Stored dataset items
+---+

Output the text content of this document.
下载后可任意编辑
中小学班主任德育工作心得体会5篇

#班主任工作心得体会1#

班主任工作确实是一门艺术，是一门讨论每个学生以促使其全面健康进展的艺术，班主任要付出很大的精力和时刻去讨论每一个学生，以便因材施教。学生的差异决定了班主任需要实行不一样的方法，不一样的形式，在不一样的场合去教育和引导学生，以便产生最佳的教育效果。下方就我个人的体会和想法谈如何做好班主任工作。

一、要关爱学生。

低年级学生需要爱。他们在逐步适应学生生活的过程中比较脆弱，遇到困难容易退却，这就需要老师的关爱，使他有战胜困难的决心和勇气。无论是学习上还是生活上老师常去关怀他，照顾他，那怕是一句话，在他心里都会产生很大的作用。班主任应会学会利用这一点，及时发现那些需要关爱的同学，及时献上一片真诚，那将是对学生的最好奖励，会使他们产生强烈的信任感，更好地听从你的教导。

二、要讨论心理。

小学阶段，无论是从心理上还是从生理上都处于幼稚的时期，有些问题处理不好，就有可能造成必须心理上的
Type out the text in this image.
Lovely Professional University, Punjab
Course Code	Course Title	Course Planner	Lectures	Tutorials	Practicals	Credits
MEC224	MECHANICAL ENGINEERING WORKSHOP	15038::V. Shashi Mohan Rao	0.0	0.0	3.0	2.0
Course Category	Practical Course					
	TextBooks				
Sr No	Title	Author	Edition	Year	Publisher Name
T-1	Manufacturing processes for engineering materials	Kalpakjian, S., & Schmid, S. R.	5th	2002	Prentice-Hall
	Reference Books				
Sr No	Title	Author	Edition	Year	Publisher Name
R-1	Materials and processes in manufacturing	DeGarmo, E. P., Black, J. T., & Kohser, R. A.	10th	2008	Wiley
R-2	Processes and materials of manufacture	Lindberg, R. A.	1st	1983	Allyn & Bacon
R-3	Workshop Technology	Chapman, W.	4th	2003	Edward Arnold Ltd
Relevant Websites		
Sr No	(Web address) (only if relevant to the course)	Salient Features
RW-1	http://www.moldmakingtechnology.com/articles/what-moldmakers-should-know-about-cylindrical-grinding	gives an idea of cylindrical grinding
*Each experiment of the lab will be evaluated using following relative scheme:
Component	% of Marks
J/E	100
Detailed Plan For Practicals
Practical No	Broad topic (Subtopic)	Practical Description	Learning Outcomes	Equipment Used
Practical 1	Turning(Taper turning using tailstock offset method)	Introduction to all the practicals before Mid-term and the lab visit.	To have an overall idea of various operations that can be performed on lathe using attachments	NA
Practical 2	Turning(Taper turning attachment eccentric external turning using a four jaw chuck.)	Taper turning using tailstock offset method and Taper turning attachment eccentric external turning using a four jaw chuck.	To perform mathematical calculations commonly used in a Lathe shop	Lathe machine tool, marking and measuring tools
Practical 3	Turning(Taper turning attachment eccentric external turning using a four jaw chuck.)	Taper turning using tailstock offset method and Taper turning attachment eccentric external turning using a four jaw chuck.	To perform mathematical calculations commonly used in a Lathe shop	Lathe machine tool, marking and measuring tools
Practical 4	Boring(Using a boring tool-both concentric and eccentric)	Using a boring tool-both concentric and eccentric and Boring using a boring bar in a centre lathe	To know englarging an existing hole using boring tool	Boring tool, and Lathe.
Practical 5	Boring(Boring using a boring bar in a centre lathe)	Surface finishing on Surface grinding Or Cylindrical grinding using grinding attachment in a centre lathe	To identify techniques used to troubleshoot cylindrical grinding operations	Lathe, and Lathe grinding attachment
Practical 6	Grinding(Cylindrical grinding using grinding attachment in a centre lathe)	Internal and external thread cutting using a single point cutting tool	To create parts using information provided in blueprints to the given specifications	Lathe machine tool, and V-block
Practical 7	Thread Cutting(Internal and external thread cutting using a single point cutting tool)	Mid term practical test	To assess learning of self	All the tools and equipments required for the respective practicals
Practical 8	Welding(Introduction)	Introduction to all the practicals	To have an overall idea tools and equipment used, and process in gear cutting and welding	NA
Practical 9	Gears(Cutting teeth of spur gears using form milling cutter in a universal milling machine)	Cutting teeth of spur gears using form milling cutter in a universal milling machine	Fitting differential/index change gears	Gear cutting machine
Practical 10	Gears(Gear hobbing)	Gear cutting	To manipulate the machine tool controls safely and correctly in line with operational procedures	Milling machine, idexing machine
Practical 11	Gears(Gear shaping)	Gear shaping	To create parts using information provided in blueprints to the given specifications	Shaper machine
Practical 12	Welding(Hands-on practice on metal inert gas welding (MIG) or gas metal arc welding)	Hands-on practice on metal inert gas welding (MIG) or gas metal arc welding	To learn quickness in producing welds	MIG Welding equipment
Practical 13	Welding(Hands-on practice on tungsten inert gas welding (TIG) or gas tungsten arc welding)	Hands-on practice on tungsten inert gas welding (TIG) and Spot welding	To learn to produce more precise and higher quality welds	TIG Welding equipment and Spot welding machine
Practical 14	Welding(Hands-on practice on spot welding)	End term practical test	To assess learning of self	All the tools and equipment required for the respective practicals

+---+

TASK
Your task is to pick out every line with the string "calculations" and copy it.

SOLUTION
Practical 2	Turning(Taper turning attachment eccentric external turning using a four jaw chuck.)	Taper turning using tailstock offset method and Taper turning attachment eccentric external turning using a four jaw chuck.	To perform mathematical calculations commonly used in a Lathe shop	Lathe machine tool, marking and measuring tools
Practical 3	Turning(Taper turning attachment eccentric external turning using a four jaw chuck.)	Taper turning using tailstock offset method and Taper turning attachment eccentric external turning using a four jaw chuck.	To perform mathematical calculations commonly used in a Lathe shop	Lathe machine tool, marking and measuring tools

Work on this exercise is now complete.